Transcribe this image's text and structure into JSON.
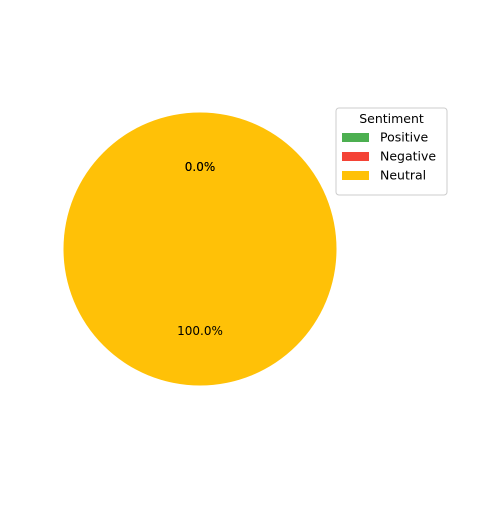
{
  "chart_data": {
    "type": "pie",
    "categories": [
      "Positive",
      "Negative",
      "Neutral"
    ],
    "values": [
      0,
      0,
      100
    ],
    "percent_labels": [
      "0.0%",
      "0.0%",
      "100.0%"
    ],
    "colors": [
      "#4caf50",
      "#f44336",
      "#ffc107"
    ],
    "legend": {
      "title": "Sentiment",
      "placement": "upper-right"
    },
    "start_angle_deg": 90
  }
}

• INSTRUCTIONS FOR THE TASK
The records above are to be restated exactly, without their pictures.

• EXERCISE OUTPUT
Transcribe this image's text and structure into JSON.
{
  "chart_data": {
    "type": "pie",
    "categories": [
      "Positive",
      "Negative",
      "Neutral"
    ],
    "values": [
      0,
      0,
      100
    ],
    "percent_labels": [
      "0.0%",
      "0.0%",
      "100.0%"
    ],
    "colors": [
      "#4caf50",
      "#f44336",
      "#ffc107"
    ],
    "legend": {
      "title": "Sentiment",
      "placement": "upper-right"
    },
    "start_angle_deg": 90
  }
}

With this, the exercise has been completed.